Written problem -> Your task is to copy the listing exactly. Drop any pictures from the copy.

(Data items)
- - - -

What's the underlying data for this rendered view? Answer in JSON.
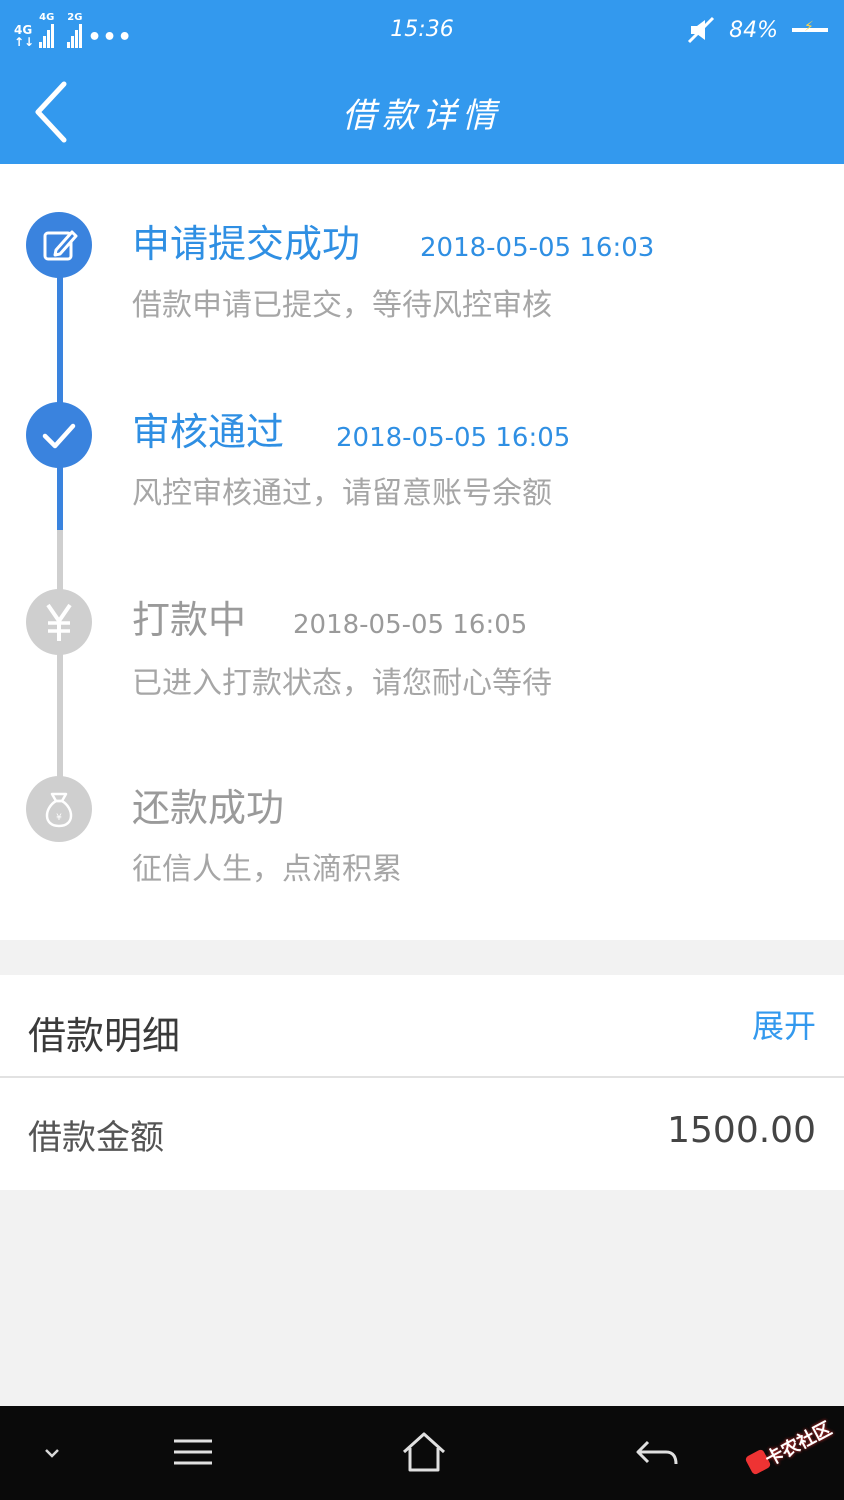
{
  "status_bar": {
    "network_1": "4G",
    "network_2": "4G",
    "network_3": "2G",
    "more": "•••",
    "time": "15:36",
    "battery_percent": "84%",
    "colors": {
      "background": "#3399ee"
    }
  },
  "nav": {
    "back_icon": "chevron-left-icon",
    "title": "借款详情"
  },
  "timeline": [
    {
      "title": "申请提交成功",
      "time": "2018-05-05 16:03",
      "desc": "借款申请已提交，等待风控审核",
      "icon": "edit-icon",
      "state": "done"
    },
    {
      "title": "审核通过",
      "time": "2018-05-05 16:05",
      "desc": "风控审核通过，请留意账号余额",
      "icon": "check-icon",
      "state": "done"
    },
    {
      "title": "打款中",
      "time": "2018-05-05 16:05",
      "desc": "已进入打款状态，请您耐心等待",
      "icon": "yen-icon",
      "state": "pending"
    },
    {
      "title": "还款成功",
      "time": "",
      "desc": "征信人生，点滴积累",
      "icon": "money-bag-icon",
      "state": "pending"
    }
  ],
  "timeline_colors": {
    "active": "#3a83de",
    "active_text": "#2f8fe3",
    "inactive": "#cfcfcf",
    "inactive_text": "#9a9a9a"
  },
  "loan_detail": {
    "title": "借款明细",
    "toggle": "展开",
    "amount_label": "借款金额",
    "amount_value": "1500.00"
  },
  "system_nav": {
    "buttons": [
      "chevron-down-icon",
      "menu-icon",
      "home-icon",
      "back-arrow-icon"
    ]
  },
  "watermark": {
    "text": "卡农社区"
  }
}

- - - -

Result ->
What's the underlying data for this rendered view? Answer in JSON.
{
  "status_bar": {
    "network_1": "4G",
    "network_2": "4G",
    "network_3": "2G",
    "more": "•••",
    "time": "15:36",
    "battery_percent": "84%",
    "colors": {
      "background": "#3399ee"
    }
  },
  "nav": {
    "back_icon": "chevron-left-icon",
    "title": "借款详情"
  },
  "timeline": [
    {
      "title": "申请提交成功",
      "time": "2018-05-05 16:03",
      "desc": "借款申请已提交，等待风控审核",
      "icon": "edit-icon",
      "state": "done"
    },
    {
      "title": "审核通过",
      "time": "2018-05-05 16:05",
      "desc": "风控审核通过，请留意账号余额",
      "icon": "check-icon",
      "state": "done"
    },
    {
      "title": "打款中",
      "time": "2018-05-05 16:05",
      "desc": "已进入打款状态，请您耐心等待",
      "icon": "yen-icon",
      "state": "pending"
    },
    {
      "title": "还款成功",
      "time": "",
      "desc": "征信人生，点滴积累",
      "icon": "money-bag-icon",
      "state": "pending"
    }
  ],
  "timeline_colors": {
    "active": "#3a83de",
    "active_text": "#2f8fe3",
    "inactive": "#cfcfcf",
    "inactive_text": "#9a9a9a"
  },
  "loan_detail": {
    "title": "借款明细",
    "toggle": "展开",
    "amount_label": "借款金额",
    "amount_value": "1500.00"
  },
  "system_nav": {
    "buttons": [
      "chevron-down-icon",
      "menu-icon",
      "home-icon",
      "back-arrow-icon"
    ]
  },
  "watermark": {
    "text": "卡农社区"
  }
}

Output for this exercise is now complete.